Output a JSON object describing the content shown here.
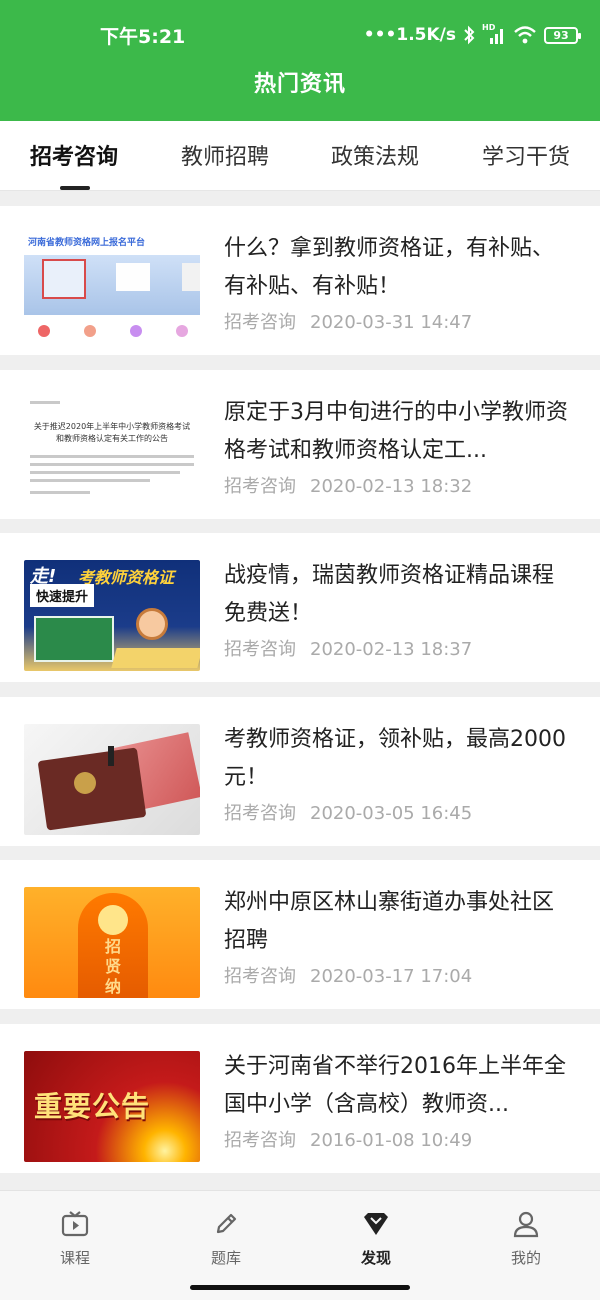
{
  "status_bar": {
    "time": "下午5:21",
    "net_speed": "•••1.5K/s",
    "hd_label": "HD",
    "battery": "93"
  },
  "header": {
    "title": "热门资讯"
  },
  "tabs": [
    {
      "label": "招考咨询",
      "active": true
    },
    {
      "label": "教师招聘",
      "active": false
    },
    {
      "label": "政策法规",
      "active": false
    },
    {
      "label": "学习干货",
      "active": false
    }
  ],
  "thumbnail_text": {
    "t1_header": "河南省教师资格网上报名平台",
    "t2_title": "关于推迟2020年上半年中小学教师资格考试和教师资格认定有关工作的公告",
    "t3_zou": "走!",
    "t3_kao": "考教师资格证",
    "t3_tag": "快速提升",
    "t5_text": "招贤纳士",
    "t6_text": "重要公告"
  },
  "news": [
    {
      "title": "什么？拿到教师资格证，有补贴、有补贴、有补贴！",
      "category": "招考咨询",
      "date": "2020-03-31 14:47"
    },
    {
      "title": "原定于3月中旬进行的中小学教师资格考试和教师资格认定工...",
      "category": "招考咨询",
      "date": "2020-02-13 18:32"
    },
    {
      "title": "战疫情，瑞茵教师资格证精品课程免费送！",
      "category": "招考咨询",
      "date": "2020-02-13 18:37"
    },
    {
      "title": "考教师资格证，领补贴，最高2000元！",
      "category": "招考咨询",
      "date": "2020-03-05 16:45"
    },
    {
      "title": "郑州中原区林山寨街道办事处社区招聘",
      "category": "招考咨询",
      "date": "2020-03-17 17:04"
    },
    {
      "title": "关于河南省不举行2016年上半年全国中小学（含高校）教师资...",
      "category": "招考咨询",
      "date": "2016-01-08 10:49"
    }
  ],
  "bottom_nav": [
    {
      "label": "课程",
      "icon": "video-icon",
      "active": false
    },
    {
      "label": "题库",
      "icon": "pencil-icon",
      "active": false
    },
    {
      "label": "发现",
      "icon": "diamond-icon",
      "active": true
    },
    {
      "label": "我的",
      "icon": "person-icon",
      "active": false
    }
  ]
}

+++

▸ Work to do: Transcribe all the lines above exactly, apart from the pictures.

▸ In response:
Output a JSON object describing the content shown here.
{
  "status_bar": {
    "time": "下午5:21",
    "net_speed": "•••1.5K/s",
    "hd_label": "HD",
    "battery": "93"
  },
  "header": {
    "title": "热门资讯"
  },
  "tabs": [
    {
      "label": "招考咨询",
      "active": true
    },
    {
      "label": "教师招聘",
      "active": false
    },
    {
      "label": "政策法规",
      "active": false
    },
    {
      "label": "学习干货",
      "active": false
    }
  ],
  "thumbnail_text": {
    "t1_header": "河南省教师资格网上报名平台",
    "t2_title": "关于推迟2020年上半年中小学教师资格考试和教师资格认定有关工作的公告",
    "t3_zou": "走!",
    "t3_kao": "考教师资格证",
    "t3_tag": "快速提升",
    "t5_text": "招贤纳士",
    "t6_text": "重要公告"
  },
  "news": [
    {
      "title": "什么？拿到教师资格证，有补贴、有补贴、有补贴！",
      "category": "招考咨询",
      "date": "2020-03-31 14:47"
    },
    {
      "title": "原定于3月中旬进行的中小学教师资格考试和教师资格认定工...",
      "category": "招考咨询",
      "date": "2020-02-13 18:32"
    },
    {
      "title": "战疫情，瑞茵教师资格证精品课程免费送！",
      "category": "招考咨询",
      "date": "2020-02-13 18:37"
    },
    {
      "title": "考教师资格证，领补贴，最高2000元！",
      "category": "招考咨询",
      "date": "2020-03-05 16:45"
    },
    {
      "title": "郑州中原区林山寨街道办事处社区招聘",
      "category": "招考咨询",
      "date": "2020-03-17 17:04"
    },
    {
      "title": "关于河南省不举行2016年上半年全国中小学（含高校）教师资...",
      "category": "招考咨询",
      "date": "2016-01-08 10:49"
    }
  ],
  "bottom_nav": [
    {
      "label": "课程",
      "icon": "video-icon",
      "active": false
    },
    {
      "label": "题库",
      "icon": "pencil-icon",
      "active": false
    },
    {
      "label": "发现",
      "icon": "diamond-icon",
      "active": true
    },
    {
      "label": "我的",
      "icon": "person-icon",
      "active": false
    }
  ]
}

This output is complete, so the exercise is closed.